What the exercise asks: Quote the records in full and leave their pictures out.

Data provided:
-*-*-

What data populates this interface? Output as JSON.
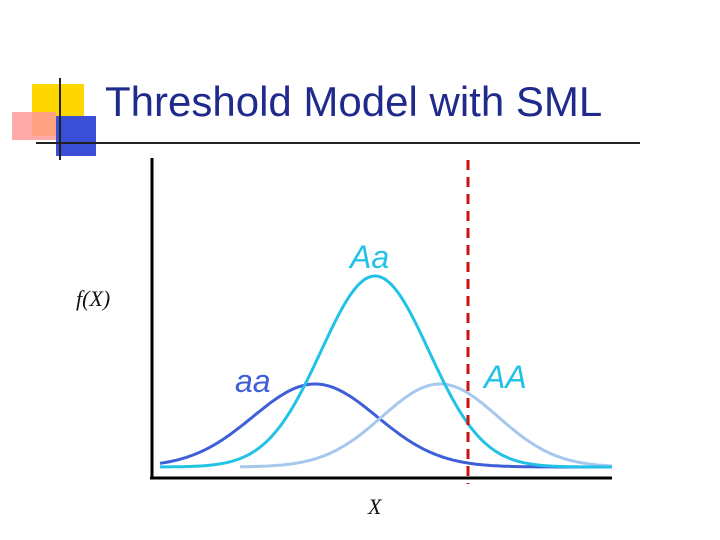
{
  "slide": {
    "title": "Threshold Model with SML"
  },
  "colors": {
    "title": "#1f2a8c",
    "accent_yellow": "#ffd700",
    "accent_red": "#ff8080",
    "accent_blue": "#3a4fd6",
    "curve_Aa": "#22c2e6",
    "curve_aa": "#3f5fd8",
    "curve_AA": "#a6c8ec",
    "threshold": "#cc1111",
    "axis": "#000000"
  },
  "diagram": {
    "y_axis_label": "f(X)",
    "x_axis_label": "X",
    "curves": [
      {
        "name": "Aa",
        "label": "Aa"
      },
      {
        "name": "aa",
        "label": "aa"
      },
      {
        "name": "AA",
        "label": "AA"
      }
    ],
    "threshold_line": "dashed"
  }
}
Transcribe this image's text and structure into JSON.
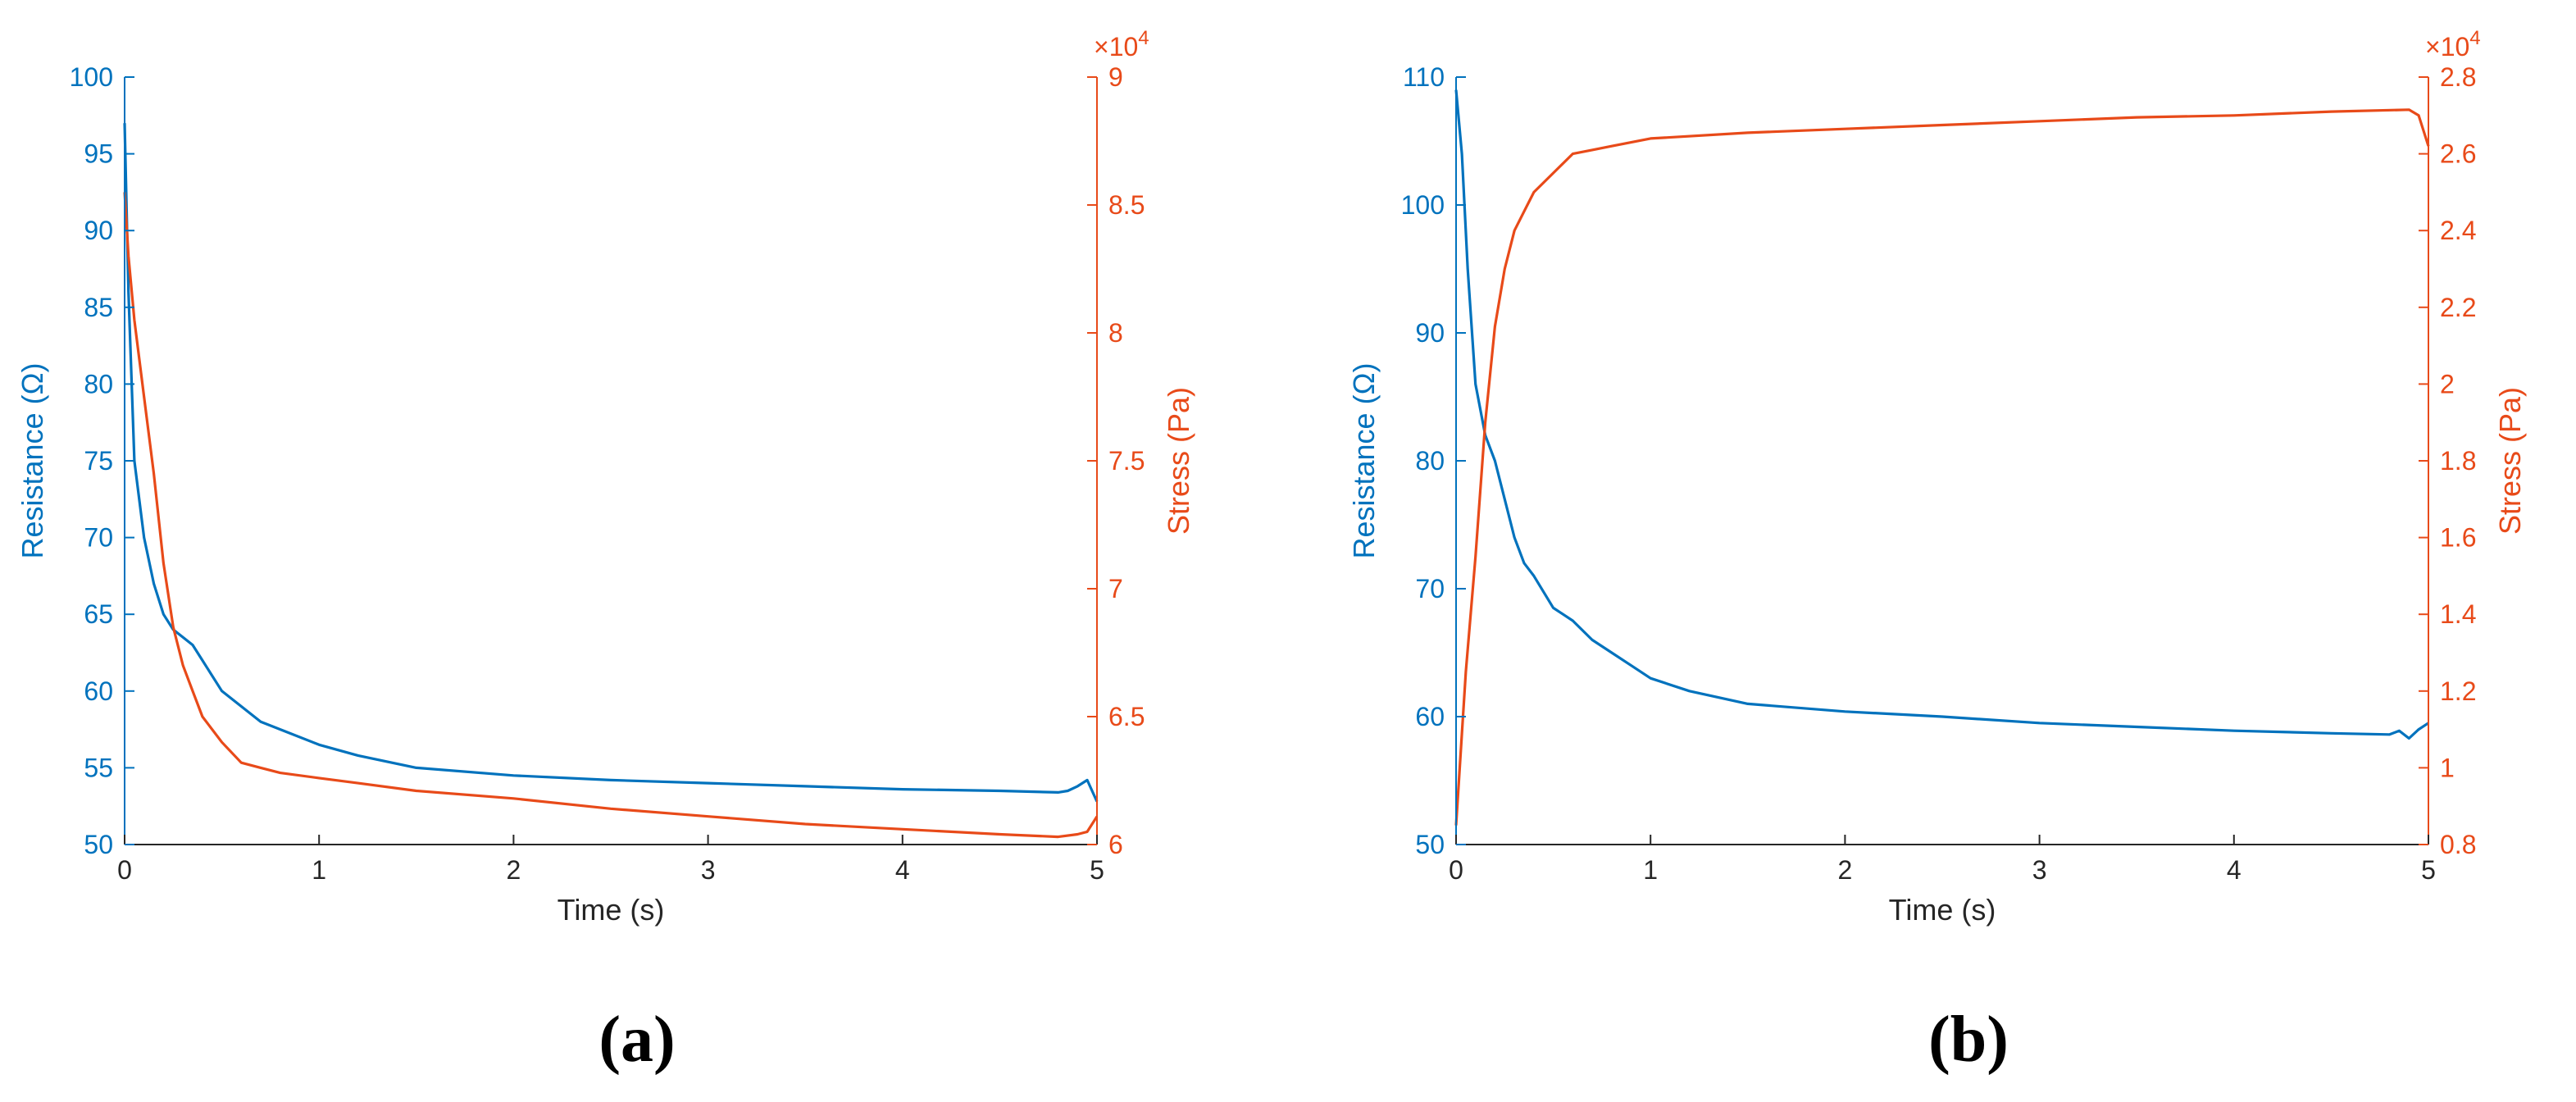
{
  "colors": {
    "resistance": "#0072BD",
    "stress": "#E84A19",
    "axis": "#262626"
  },
  "chart_data": [
    {
      "type": "line",
      "panel_label": "(a)",
      "xlabel": "Time (s)",
      "ylabel_left": "Resistance (Ω)",
      "ylabel_right": "Stress (Pa)",
      "right_multiplier_base": "×10",
      "right_multiplier_exp": "4",
      "xlim": [
        0,
        5
      ],
      "ylim_left": [
        50,
        100
      ],
      "ylim_right": [
        6,
        9
      ],
      "x_ticks": [
        "0",
        "1",
        "2",
        "3",
        "4",
        "5"
      ],
      "y_left_ticks": [
        "50",
        "55",
        "60",
        "65",
        "70",
        "75",
        "80",
        "85",
        "90",
        "95",
        "100"
      ],
      "y_right_ticks": [
        "6",
        "6.5",
        "7",
        "7.5",
        "8",
        "8.5",
        "9"
      ],
      "grid": false,
      "series": [
        {
          "axis": "left",
          "color": "#0072BD",
          "x": [
            0,
            0.02,
            0.05,
            0.1,
            0.15,
            0.2,
            0.25,
            0.3,
            0.35,
            0.4,
            0.5,
            0.6,
            0.7,
            0.8,
            1.0,
            1.2,
            1.5,
            2.0,
            2.5,
            3.0,
            3.5,
            4.0,
            4.5,
            4.8,
            4.85,
            4.9,
            4.95,
            5.0
          ],
          "y": [
            97,
            86,
            75,
            70,
            67,
            65,
            64,
            63.5,
            63,
            62,
            60,
            59,
            58,
            57.5,
            56.5,
            55.8,
            55,
            54.5,
            54.2,
            54,
            53.8,
            53.6,
            53.5,
            53.4,
            53.5,
            53.8,
            54.2,
            52.8
          ]
        },
        {
          "axis": "right",
          "color": "#E84A19",
          "x": [
            0,
            0.02,
            0.05,
            0.1,
            0.15,
            0.2,
            0.25,
            0.3,
            0.35,
            0.4,
            0.5,
            0.6,
            0.7,
            0.8,
            1.0,
            1.2,
            1.5,
            2.0,
            2.5,
            3.0,
            3.5,
            4.0,
            4.5,
            4.8,
            4.9,
            4.95,
            5.0
          ],
          "y": [
            8.55,
            8.3,
            8.05,
            7.75,
            7.45,
            7.1,
            6.85,
            6.7,
            6.6,
            6.5,
            6.4,
            6.32,
            6.3,
            6.28,
            6.26,
            6.24,
            6.21,
            6.18,
            6.14,
            6.11,
            6.08,
            6.06,
            6.04,
            6.03,
            6.04,
            6.05,
            6.11
          ]
        }
      ]
    },
    {
      "type": "line",
      "panel_label": "(b)",
      "xlabel": "Time (s)",
      "ylabel_left": "Resistance (Ω)",
      "ylabel_right": "Stress (Pa)",
      "right_multiplier_base": "×10",
      "right_multiplier_exp": "4",
      "xlim": [
        0,
        5
      ],
      "ylim_left": [
        50,
        110
      ],
      "ylim_right": [
        0.8,
        2.8
      ],
      "x_ticks": [
        "0",
        "1",
        "2",
        "3",
        "4",
        "5"
      ],
      "y_left_ticks": [
        "50",
        "60",
        "70",
        "80",
        "90",
        "100",
        "110"
      ],
      "y_right_ticks": [
        "0.8",
        "1",
        "1.2",
        "1.4",
        "1.6",
        "1.8",
        "2",
        "2.2",
        "2.4",
        "2.6",
        "2.8"
      ],
      "grid": false,
      "series": [
        {
          "axis": "left",
          "color": "#0072BD",
          "x": [
            0,
            0.03,
            0.06,
            0.1,
            0.15,
            0.2,
            0.25,
            0.3,
            0.35,
            0.4,
            0.5,
            0.55,
            0.6,
            0.7,
            0.8,
            0.9,
            1.0,
            1.2,
            1.5,
            2.0,
            2.5,
            3.0,
            3.5,
            4.0,
            4.5,
            4.8,
            4.85,
            4.9,
            4.95,
            5.0
          ],
          "y": [
            109,
            104,
            95,
            86,
            82,
            80,
            77,
            74,
            72,
            71,
            68.5,
            68,
            67.5,
            66,
            65,
            64,
            63,
            62,
            61,
            60.4,
            60,
            59.5,
            59.2,
            58.9,
            58.7,
            58.6,
            58.9,
            58.3,
            59,
            59.5
          ]
        },
        {
          "axis": "right",
          "color": "#E84A19",
          "x": [
            0,
            0.05,
            0.1,
            0.15,
            0.2,
            0.25,
            0.3,
            0.35,
            0.4,
            0.5,
            0.6,
            0.7,
            0.8,
            1.0,
            1.5,
            2.0,
            2.5,
            3.0,
            3.5,
            4.0,
            4.5,
            4.9,
            4.95,
            5.0
          ],
          "y": [
            0.85,
            1.25,
            1.55,
            1.9,
            2.15,
            2.3,
            2.4,
            2.45,
            2.5,
            2.55,
            2.6,
            2.61,
            2.62,
            2.64,
            2.655,
            2.665,
            2.675,
            2.685,
            2.695,
            2.7,
            2.71,
            2.715,
            2.7,
            2.62
          ]
        }
      ]
    }
  ]
}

-*-*-

In response:
What data populates this interface? Output as JSON.
{
  "slide": {
    "title": "Threshold Model with SML"
  },
  "colors": {
    "title": "#1f2a8c",
    "accent_yellow": "#ffd700",
    "accent_red": "#ff8080",
    "accent_blue": "#3a4fd6",
    "curve_Aa": "#22c2e6",
    "curve_aa": "#3f5fd8",
    "curve_AA": "#a6c8ec",
    "threshold": "#cc1111",
    "axis": "#000000"
  },
  "diagram": {
    "y_axis_label": "f(X)",
    "x_axis_label": "X",
    "curves": [
      {
        "name": "Aa",
        "label": "Aa"
      },
      {
        "name": "aa",
        "label": "aa"
      },
      {
        "name": "AA",
        "label": "AA"
      }
    ],
    "threshold_line": "dashed"
  }
}
Transcribe this image's text and structure into JSON.
{
  "colors": {
    "resistance": "#0072BD",
    "stress": "#E84A19",
    "axis": "#262626"
  },
  "chart_data": [
    {
      "type": "line",
      "panel_label": "(a)",
      "xlabel": "Time (s)",
      "ylabel_left": "Resistance (Ω)",
      "ylabel_right": "Stress (Pa)",
      "right_multiplier_base": "×10",
      "right_multiplier_exp": "4",
      "xlim": [
        0,
        5
      ],
      "ylim_left": [
        50,
        100
      ],
      "ylim_right": [
        6,
        9
      ],
      "x_ticks": [
        "0",
        "1",
        "2",
        "3",
        "4",
        "5"
      ],
      "y_left_ticks": [
        "50",
        "55",
        "60",
        "65",
        "70",
        "75",
        "80",
        "85",
        "90",
        "95",
        "100"
      ],
      "y_right_ticks": [
        "6",
        "6.5",
        "7",
        "7.5",
        "8",
        "8.5",
        "9"
      ],
      "grid": false,
      "series": [
        {
          "axis": "left",
          "color": "#0072BD",
          "x": [
            0,
            0.02,
            0.05,
            0.1,
            0.15,
            0.2,
            0.25,
            0.3,
            0.35,
            0.4,
            0.5,
            0.6,
            0.7,
            0.8,
            1.0,
            1.2,
            1.5,
            2.0,
            2.5,
            3.0,
            3.5,
            4.0,
            4.5,
            4.8,
            4.85,
            4.9,
            4.95,
            5.0
          ],
          "y": [
            97,
            86,
            75,
            70,
            67,
            65,
            64,
            63.5,
            63,
            62,
            60,
            59,
            58,
            57.5,
            56.5,
            55.8,
            55,
            54.5,
            54.2,
            54,
            53.8,
            53.6,
            53.5,
            53.4,
            53.5,
            53.8,
            54.2,
            52.8
          ]
        },
        {
          "axis": "right",
          "color": "#E84A19",
          "x": [
            0,
            0.02,
            0.05,
            0.1,
            0.15,
            0.2,
            0.25,
            0.3,
            0.35,
            0.4,
            0.5,
            0.6,
            0.7,
            0.8,
            1.0,
            1.2,
            1.5,
            2.0,
            2.5,
            3.0,
            3.5,
            4.0,
            4.5,
            4.8,
            4.9,
            4.95,
            5.0
          ],
          "y": [
            8.55,
            8.3,
            8.05,
            7.75,
            7.45,
            7.1,
            6.85,
            6.7,
            6.6,
            6.5,
            6.4,
            6.32,
            6.3,
            6.28,
            6.26,
            6.24,
            6.21,
            6.18,
            6.14,
            6.11,
            6.08,
            6.06,
            6.04,
            6.03,
            6.04,
            6.05,
            6.11
          ]
        }
      ]
    },
    {
      "type": "line",
      "panel_label": "(b)",
      "xlabel": "Time (s)",
      "ylabel_left": "Resistance (Ω)",
      "ylabel_right": "Stress (Pa)",
      "right_multiplier_base": "×10",
      "right_multiplier_exp": "4",
      "xlim": [
        0,
        5
      ],
      "ylim_left": [
        50,
        110
      ],
      "ylim_right": [
        0.8,
        2.8
      ],
      "x_ticks": [
        "0",
        "1",
        "2",
        "3",
        "4",
        "5"
      ],
      "y_left_ticks": [
        "50",
        "60",
        "70",
        "80",
        "90",
        "100",
        "110"
      ],
      "y_right_ticks": [
        "0.8",
        "1",
        "1.2",
        "1.4",
        "1.6",
        "1.8",
        "2",
        "2.2",
        "2.4",
        "2.6",
        "2.8"
      ],
      "grid": false,
      "series": [
        {
          "axis": "left",
          "color": "#0072BD",
          "x": [
            0,
            0.03,
            0.06,
            0.1,
            0.15,
            0.2,
            0.25,
            0.3,
            0.35,
            0.4,
            0.5,
            0.55,
            0.6,
            0.7,
            0.8,
            0.9,
            1.0,
            1.2,
            1.5,
            2.0,
            2.5,
            3.0,
            3.5,
            4.0,
            4.5,
            4.8,
            4.85,
            4.9,
            4.95,
            5.0
          ],
          "y": [
            109,
            104,
            95,
            86,
            82,
            80,
            77,
            74,
            72,
            71,
            68.5,
            68,
            67.5,
            66,
            65,
            64,
            63,
            62,
            61,
            60.4,
            60,
            59.5,
            59.2,
            58.9,
            58.7,
            58.6,
            58.9,
            58.3,
            59,
            59.5
          ]
        },
        {
          "axis": "right",
          "color": "#E84A19",
          "x": [
            0,
            0.05,
            0.1,
            0.15,
            0.2,
            0.25,
            0.3,
            0.35,
            0.4,
            0.5,
            0.6,
            0.7,
            0.8,
            1.0,
            1.5,
            2.0,
            2.5,
            3.0,
            3.5,
            4.0,
            4.5,
            4.9,
            4.95,
            5.0
          ],
          "y": [
            0.85,
            1.25,
            1.55,
            1.9,
            2.15,
            2.3,
            2.4,
            2.45,
            2.5,
            2.55,
            2.6,
            2.61,
            2.62,
            2.64,
            2.655,
            2.665,
            2.675,
            2.685,
            2.695,
            2.7,
            2.71,
            2.715,
            2.7,
            2.62
          ]
        }
      ]
    }
  ]
}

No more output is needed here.